● **TASK**
Report how many lines hold the word "dense"; give nothing but the number.

------------------------------------------------

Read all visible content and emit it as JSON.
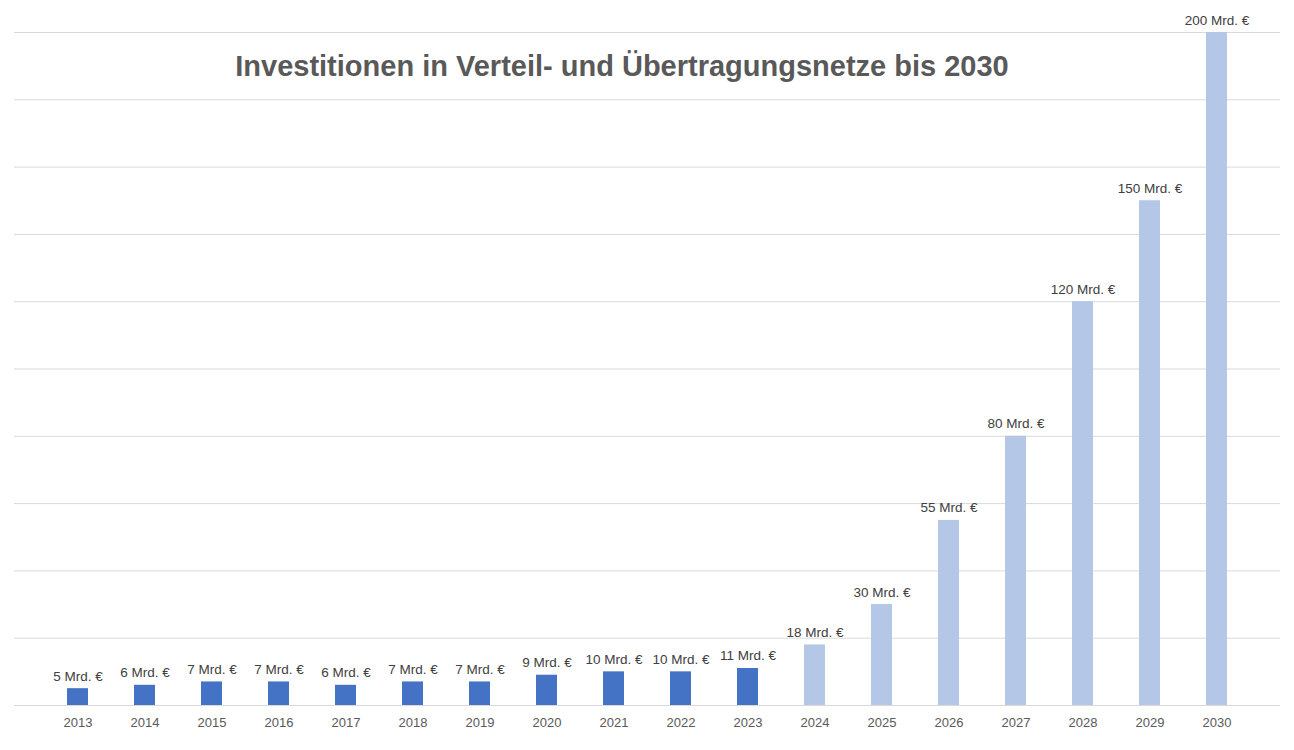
{
  "chart_data": {
    "type": "bar",
    "title": "Investitionen in Verteil- und Übertragungsnetze bis 2030",
    "categories": [
      "2013",
      "2014",
      "2015",
      "2016",
      "2017",
      "2018",
      "2019",
      "2020",
      "2021",
      "2022",
      "2023",
      "2024",
      "2025",
      "2026",
      "2027",
      "2028",
      "2029",
      "2030"
    ],
    "values": [
      5,
      6,
      7,
      7,
      6,
      7,
      7,
      9,
      10,
      10,
      11,
      18,
      30,
      55,
      80,
      120,
      150,
      200
    ],
    "value_labels": [
      "5 Mrd. €",
      "6 Mrd. €",
      "7 Mrd. €",
      "7 Mrd. €",
      "6 Mrd. €",
      "7 Mrd. €",
      "7 Mrd. €",
      "9 Mrd. €",
      "10 Mrd. €",
      "10 Mrd. €",
      "11 Mrd. €",
      "18 Mrd. €",
      "30 Mrd. €",
      "55 Mrd. €",
      "80 Mrd. €",
      "120 Mrd. €",
      "150 Mrd. €",
      "200 Mrd. €"
    ],
    "colors": [
      "#4472c4",
      "#4472c4",
      "#4472c4",
      "#4472c4",
      "#4472c4",
      "#4472c4",
      "#4472c4",
      "#4472c4",
      "#4472c4",
      "#4472c4",
      "#4472c4",
      "#b4c7e7",
      "#b4c7e7",
      "#b4c7e7",
      "#b4c7e7",
      "#b4c7e7",
      "#b4c7e7",
      "#b4c7e7"
    ],
    "ylim": [
      0,
      200
    ],
    "yticks": [
      0,
      20,
      40,
      60,
      80,
      100,
      120,
      140,
      160,
      180,
      200
    ],
    "grid": true,
    "data_labels": true,
    "tick_labels": "x"
  }
}
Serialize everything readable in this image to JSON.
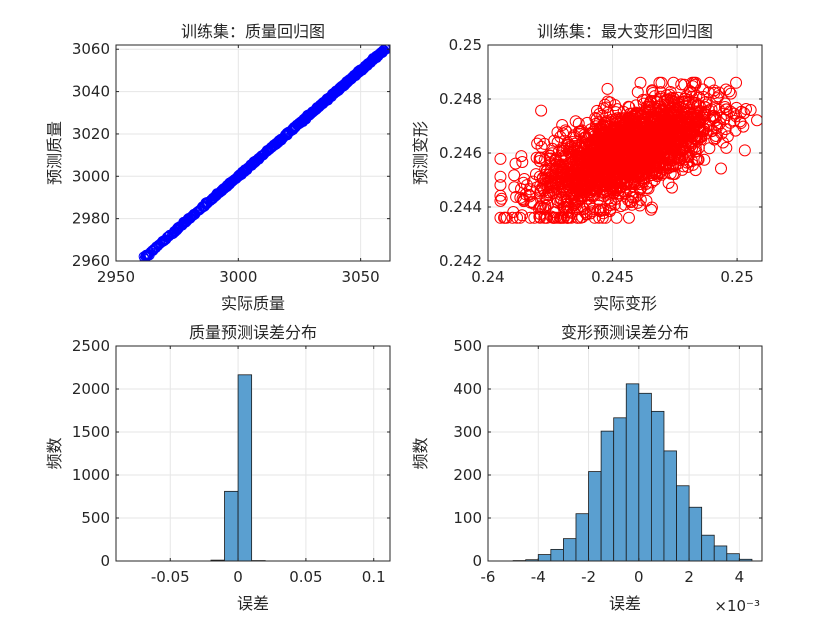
{
  "chart_data": [
    {
      "type": "scatter",
      "title": "训练集：质量回归图",
      "xlabel": "实际质量",
      "ylabel": "预测质量",
      "xlim": [
        2950,
        3062
      ],
      "ylim": [
        2960,
        3062
      ],
      "xticks": [
        2950,
        3000,
        3050
      ],
      "yticks": [
        2960,
        2980,
        3000,
        3020,
        3040,
        3060
      ],
      "xtick_labels": [
        "2950",
        "3000",
        "3050"
      ],
      "ytick_labels": [
        "2960",
        "2980",
        "3000",
        "3020",
        "3040",
        "3060"
      ],
      "grid": true,
      "marker": "circle-open",
      "color": "#0000ff",
      "points_description": "dense points along y = x from about 2961 to 3061",
      "range": [
        2961,
        3061
      ]
    },
    {
      "type": "scatter",
      "title": "训练集：最大变形回归图",
      "xlabel": "实际变形",
      "ylabel": "预测变形",
      "xlim": [
        0.24,
        0.251
      ],
      "ylim": [
        0.242,
        0.25
      ],
      "xticks": [
        0.24,
        0.245,
        0.25
      ],
      "yticks": [
        0.242,
        0.244,
        0.246,
        0.248,
        0.25
      ],
      "xtick_labels": [
        "0.24",
        "0.245",
        "0.25"
      ],
      "ytick_labels": [
        "0.242",
        "0.244",
        "0.246",
        "0.248",
        "0.25"
      ],
      "grid": true,
      "marker": "circle-open",
      "color": "#ff0000",
      "cluster_description": "dense cloud with x from about 0.2405 to 0.2508 and y from about 0.2436 to 0.2486, rising trend",
      "x_range": [
        0.2405,
        0.2508
      ],
      "y_range": [
        0.2436,
        0.2486
      ]
    },
    {
      "type": "bar",
      "subtype": "histogram",
      "title": "质量预测误差分布",
      "xlabel": "误差",
      "ylabel": "频数",
      "xlim": [
        -0.09,
        0.112
      ],
      "ylim": [
        0,
        2500
      ],
      "xticks": [
        -0.05,
        0,
        0.05,
        0.1
      ],
      "yticks": [
        0,
        500,
        1000,
        1500,
        2000,
        2500
      ],
      "xtick_labels": [
        "-0.05",
        "0",
        "0.05",
        "0.1"
      ],
      "ytick_labels": [
        "0",
        "500",
        "1000",
        "1500",
        "2000",
        "2500"
      ],
      "grid": true,
      "color": "#5a9fd0",
      "bin_edges": [
        -0.03,
        -0.02,
        -0.01,
        0,
        0.01,
        0.02
      ],
      "counts": [
        1,
        10,
        810,
        2165,
        5
      ]
    },
    {
      "type": "bar",
      "subtype": "histogram",
      "title": "变形预测误差分布",
      "xlabel": "误差",
      "ylabel": "频数",
      "xlim": [
        -0.006,
        0.0049
      ],
      "ylim": [
        0,
        500
      ],
      "xticks": [
        -0.006,
        -0.004,
        -0.002,
        0,
        0.002,
        0.004
      ],
      "yticks": [
        0,
        100,
        200,
        300,
        400,
        500
      ],
      "xtick_labels": [
        "-6",
        "-4",
        "-2",
        "0",
        "2",
        "4"
      ],
      "ytick_labels": [
        "0",
        "100",
        "200",
        "300",
        "400",
        "500"
      ],
      "x_exponent_label": "×10⁻³",
      "grid": true,
      "color": "#5a9fd0",
      "bin_edges": [
        -0.005,
        -0.0045,
        -0.004,
        -0.0035,
        -0.003,
        -0.0025,
        -0.002,
        -0.0015,
        -0.001,
        -0.0005,
        0,
        0.0005,
        0.001,
        0.0015,
        0.002,
        0.0025,
        0.003,
        0.0035,
        0.004,
        0.0045
      ],
      "counts": [
        1,
        3,
        15,
        27,
        52,
        110,
        208,
        302,
        333,
        412,
        390,
        348,
        256,
        175,
        125,
        60,
        35,
        17,
        4
      ]
    }
  ]
}
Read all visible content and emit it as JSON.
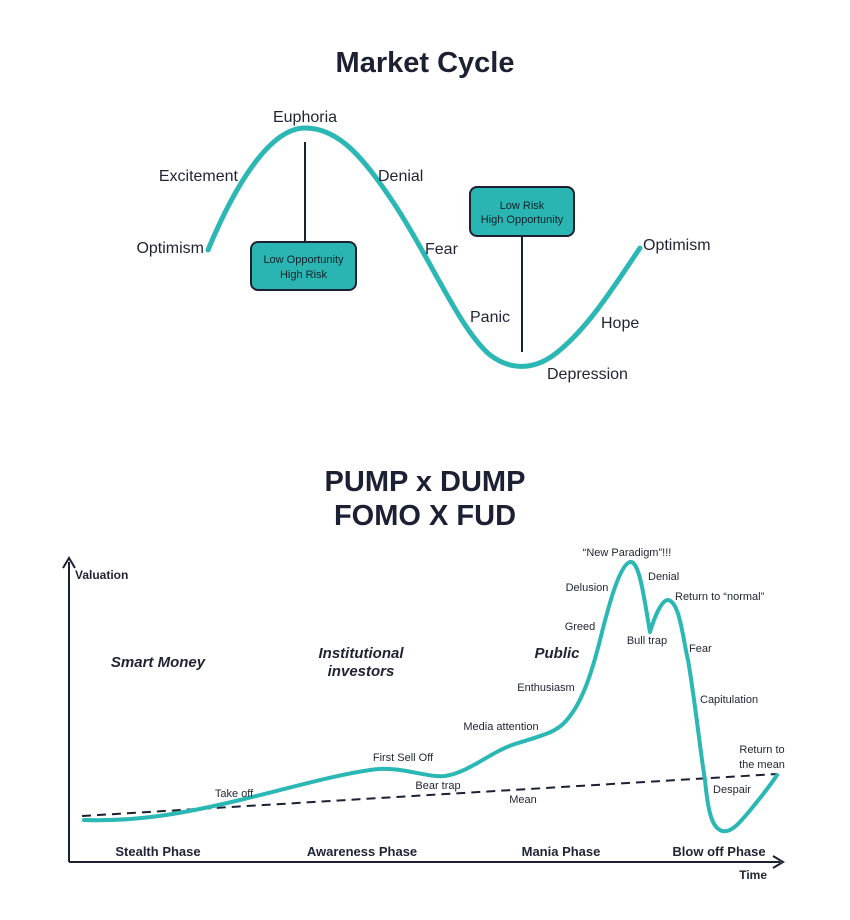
{
  "colors": {
    "accent": "#2bb7b4",
    "ink": "#1c2033",
    "box_fill": "#2ab5b2"
  },
  "cycle": {
    "title": "Market Cycle",
    "labels": {
      "optimism_left": "Optimism",
      "excitement": "Excitement",
      "euphoria": "Euphoria",
      "denial": "Denial",
      "fear": "Fear",
      "panic": "Panic",
      "depression": "Depression",
      "hope": "Hope",
      "optimism_right": "Optimism"
    },
    "box_top": {
      "line1": "Low Opportunity",
      "line2": "High Risk"
    },
    "box_bottom": {
      "line1": "Low Risk",
      "line2": "High Opportunity"
    }
  },
  "pump": {
    "title_line1": "PUMP x DUMP",
    "title_line2": "FOMO X FUD",
    "axis": {
      "y": "Valuation",
      "x": "Time"
    },
    "groups": {
      "smart_money": "Smart Money",
      "institutional_1": "Institutional",
      "institutional_2": "investors",
      "public": "Public"
    },
    "phases": {
      "stealth": "Stealth Phase",
      "awareness": "Awareness Phase",
      "mania": "Mania Phase",
      "blowoff": "Blow off Phase"
    },
    "labels": {
      "take_off": "Take off",
      "first_sell_off": "First Sell Off",
      "bear_trap": "Bear trap",
      "mean": "Mean",
      "media_attention": "Media attention",
      "enthusiasm": "Enthusiasm",
      "greed": "Greed",
      "delusion": "Delusion",
      "new_paradigm": "“New Paradigm”!!!",
      "denial": "Denial",
      "return_normal": "Return to “normal”",
      "bull_trap": "Bull trap",
      "fear": "Fear",
      "capitulation": "Capitulation",
      "return_mean_1": "Return to",
      "return_mean_2": "the mean",
      "despair": "Despair"
    }
  }
}
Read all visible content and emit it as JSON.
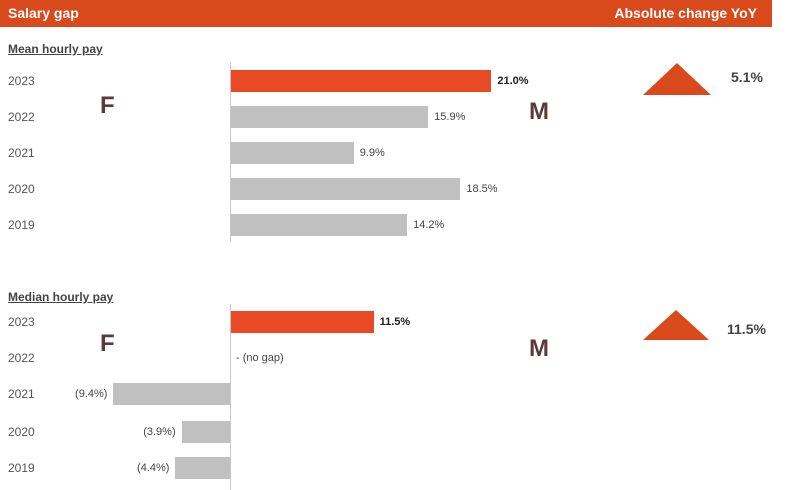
{
  "header": {
    "title": "Salary gap",
    "right_label": "Absolute change YoY"
  },
  "labels": {
    "female": "F",
    "male": "M"
  },
  "colors": {
    "header": "#d84a1c",
    "highlight": "#e84a26",
    "bar": "#c0c0c0",
    "triangle": "#d84a1c"
  },
  "chart_data": [
    {
      "type": "bar",
      "orientation": "horizontal",
      "title": "Mean hourly pay",
      "categories": [
        "2023",
        "2022",
        "2021",
        "2020",
        "2019"
      ],
      "values": [
        21.0,
        15.9,
        9.9,
        18.5,
        14.2
      ],
      "value_labels": [
        "21.0%",
        "15.9%",
        "9.9%",
        "18.5%",
        "14.2%"
      ],
      "highlight": "2023",
      "change_yoy": "5.1%",
      "change_direction": "up"
    },
    {
      "type": "bar",
      "orientation": "horizontal",
      "title": "Median hourly pay",
      "categories": [
        "2023",
        "2022",
        "2021",
        "2020",
        "2019"
      ],
      "values": [
        11.5,
        0,
        -9.4,
        -3.9,
        -4.4
      ],
      "value_labels": [
        "11.5%",
        "- (no gap)",
        "(9.4%)",
        "(3.9%)",
        "(4.4%)"
      ],
      "highlight": "2023",
      "change_yoy": "11.5%",
      "change_direction": "up"
    }
  ]
}
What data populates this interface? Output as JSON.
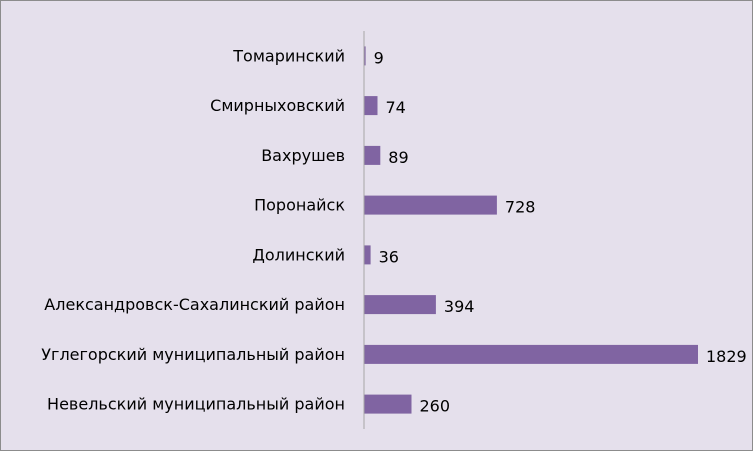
{
  "chart_data": {
    "type": "bar",
    "orientation": "horizontal",
    "title": "",
    "xlabel": "",
    "ylabel": "",
    "categories": [
      "Томаринский",
      "Смирныховский",
      "Вахрушев",
      "Поронайск",
      "Долинский",
      "Александровск-Сахалинский район",
      "Углегорский муниципальный район",
      "Невельский муниципальный район"
    ],
    "values": [
      9,
      74,
      89,
      728,
      36,
      394,
      1829,
      260
    ],
    "data_labels": [
      "9",
      "74",
      "89",
      "728",
      "36",
      "394",
      "1829",
      "260"
    ],
    "xlim": [
      0,
      1829
    ],
    "grid": false,
    "legend": "none",
    "bar_color": "#8064a2",
    "background_color": "#e5e0ec",
    "axis_color": "#a6a6a6"
  }
}
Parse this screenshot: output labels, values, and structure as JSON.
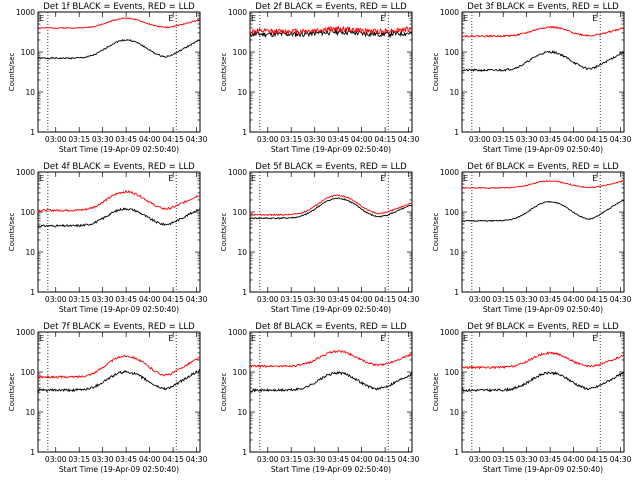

------------------------------------------------

● **FULL OUTPUT**
2